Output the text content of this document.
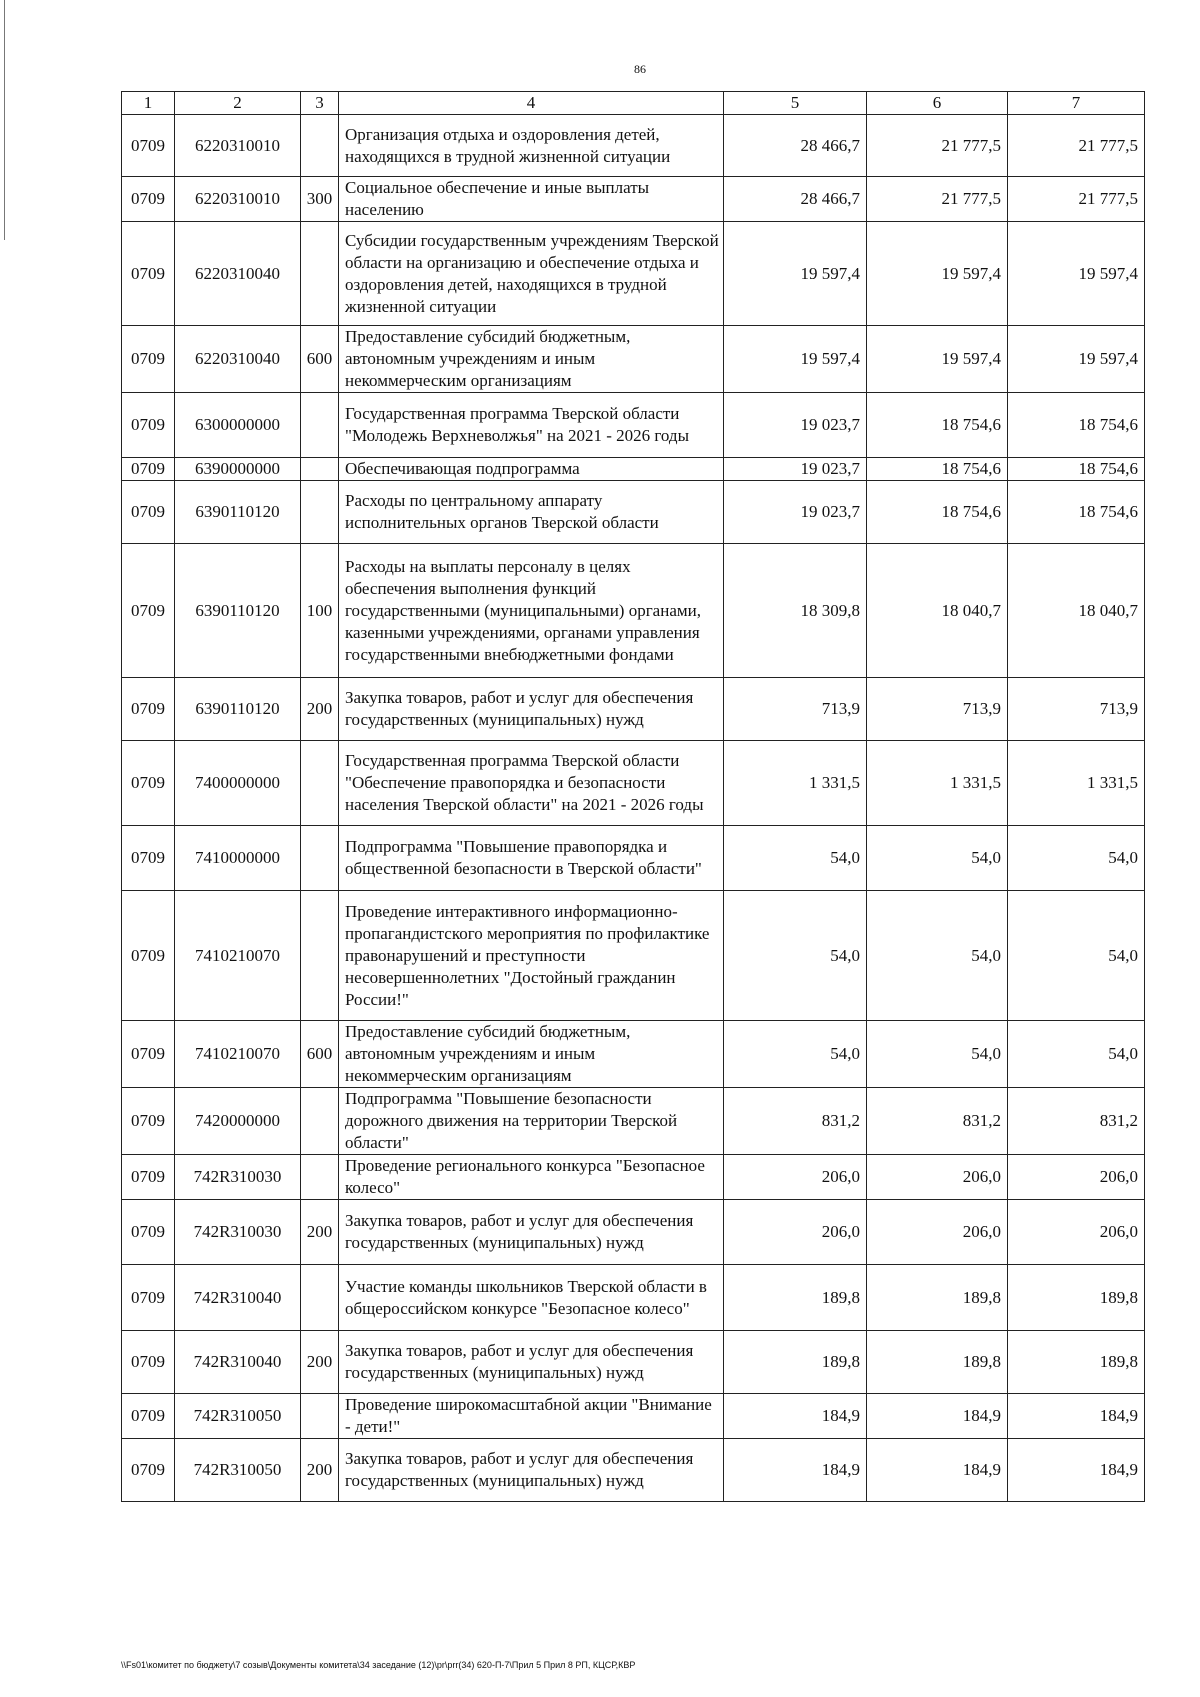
86
1	2	3	4	5	6	7
0709	6220310010		Организация отдыха и оздоровления детей, находящихся в трудной жизненной ситуации	28 466,7	21 777,5	21 777,5
0709	6220310010	300	Социальное обеспечение и иные выплаты населению	28 466,7	21 777,5	21 777,5
0709	6220310040		Субсидии государственным учреждениям Тверской области на организацию и обеспечение отдыха и оздоровления детей, находящихся в трудной жизненной ситуации	19 597,4	19 597,4	19 597,4
0709	6220310040	600	Предоставление субсидий бюджетным, автономным учреждениям и иным некоммерческим организациям	19 597,4	19 597,4	19 597,4
0709	6300000000		Государственная программа Тверской области "Молодежь Верхневолжья" на 2021 - 2026 годы	19 023,7	18 754,6	18 754,6
0709	6390000000		Обеспечивающая подпрограмма	19 023,7	18 754,6	18 754,6
0709	6390110120		Расходы по центральному аппарату исполнительных органов Тверской области	19 023,7	18 754,6	18 754,6
0709	6390110120	100	Расходы на выплаты персоналу в целях обеспечения выполнения функций государственными (муниципальными) органами, казенными учреждениями, органами управления государственными внебюджетными фондами	18 309,8	18 040,7	18 040,7
0709	6390110120	200	Закупка товаров, работ и услуг для обеспечения государственных (муниципальных) нужд	713,9	713,9	713,9
0709	7400000000		Государственная программа Тверской области "Обеспечение правопорядка и безопасности населения Тверской области" на 2021 - 2026 годы	1 331,5	1 331,5	1 331,5
0709	7410000000		Подпрограмма "Повышение правопорядка и общественной безопасности в Тверской области"	54,0	54,0	54,0
0709	7410210070		Проведение интерактивного информационно-пропагандистского мероприятия по профилактике правонарушений и преступности несовершеннолетних "Достойный гражданин России!"	54,0	54,0	54,0
0709	7410210070	600	Предоставление субсидий бюджетным, автономным учреждениям и иным некоммерческим организациям	54,0	54,0	54,0
0709	7420000000		Подпрограмма "Повышение безопасности дорожного движения на территории Тверской области"	831,2	831,2	831,2
0709	742R310030		Проведение регионального конкурса "Безопасное колесо"	206,0	206,0	206,0
0709	742R310030	200	Закупка товаров, работ и услуг для обеспечения государственных (муниципальных) нужд	206,0	206,0	206,0
0709	742R310040		Участие команды школьников Тверской области в общероссийском конкурсе "Безопасное колесо"	189,8	189,8	189,8
0709	742R310040	200	Закупка товаров, работ и услуг для обеспечения государственных (муниципальных) нужд	189,8	189,8	189,8
0709	742R310050		Проведение широкомасштабной акции "Внимание - дети!"	184,9	184,9	184,9
0709	742R310050	200	Закупка товаров, работ и услуг для обеспечения государственных (муниципальных) нужд	184,9	184,9	184,9
\\Fs01\комитет по бюджету\7 созыв\Документы комитета\34 заседание (12)\pr\prr(34) 620-П-7\Прил 5 Прил 8 РП, КЦСР,КВР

··········

▶ [Problem] Repeat the records word for word. Any picture in them should be left out.

▶ [Solution to this exercise]
Output the text content of this document.
86
1	2	3	4	5	6	7
0709	6220310010		Организация отдыха и оздоровления детей, находящихся в трудной жизненной ситуации	28 466,7	21 777,5	21 777,5
0709	6220310010	300	Социальное обеспечение и иные выплаты населению	28 466,7	21 777,5	21 777,5
0709	6220310040		Субсидии государственным учреждениям Тверской области на организацию и обеспечение отдыха и оздоровления детей, находящихся в трудной жизненной ситуации	19 597,4	19 597,4	19 597,4
0709	6220310040	600	Предоставление субсидий бюджетным, автономным учреждениям и иным некоммерческим организациям	19 597,4	19 597,4	19 597,4
0709	6300000000		Государственная программа Тверской области "Молодежь Верхневолжья" на 2021 - 2026 годы	19 023,7	18 754,6	18 754,6
0709	6390000000		Обеспечивающая подпрограмма	19 023,7	18 754,6	18 754,6
0709	6390110120		Расходы по центральному аппарату исполнительных органов Тверской области	19 023,7	18 754,6	18 754,6
0709	6390110120	100	Расходы на выплаты персоналу в целях обеспечения выполнения функций государственными (муниципальными) органами, казенными учреждениями, органами управления государственными внебюджетными фондами	18 309,8	18 040,7	18 040,7
0709	6390110120	200	Закупка товаров, работ и услуг для обеспечения государственных (муниципальных) нужд	713,9	713,9	713,9
0709	7400000000		Государственная программа Тверской области "Обеспечение правопорядка и безопасности населения Тверской области" на 2021 - 2026 годы	1 331,5	1 331,5	1 331,5
0709	7410000000		Подпрограмма "Повышение правопорядка и общественной безопасности в Тверской области"	54,0	54,0	54,0
0709	7410210070		Проведение интерактивного информационно-пропагандистского мероприятия по профилактике правонарушений и преступности несовершеннолетних "Достойный гражданин России!"	54,0	54,0	54,0
0709	7410210070	600	Предоставление субсидий бюджетным, автономным учреждениям и иным некоммерческим организациям	54,0	54,0	54,0
0709	7420000000		Подпрограмма "Повышение безопасности дорожного движения на территории Тверской области"	831,2	831,2	831,2
0709	742R310030		Проведение регионального конкурса "Безопасное колесо"	206,0	206,0	206,0
0709	742R310030	200	Закупка товаров, работ и услуг для обеспечения государственных (муниципальных) нужд	206,0	206,0	206,0
0709	742R310040		Участие команды школьников Тверской области в общероссийском конкурсе "Безопасное колесо"	189,8	189,8	189,8
0709	742R310040	200	Закупка товаров, работ и услуг для обеспечения государственных (муниципальных) нужд	189,8	189,8	189,8
0709	742R310050		Проведение широкомасштабной акции "Внимание - дети!"	184,9	184,9	184,9
0709	742R310050	200	Закупка товаров, работ и услуг для обеспечения государственных (муниципальных) нужд	184,9	184,9	184,9
\\Fs01\комитет по бюджету\7 созыв\Документы комитета\34 заседание (12)\pr\prr(34) 620-П-7\Прил 5 Прил 8 РП, КЦСР,КВР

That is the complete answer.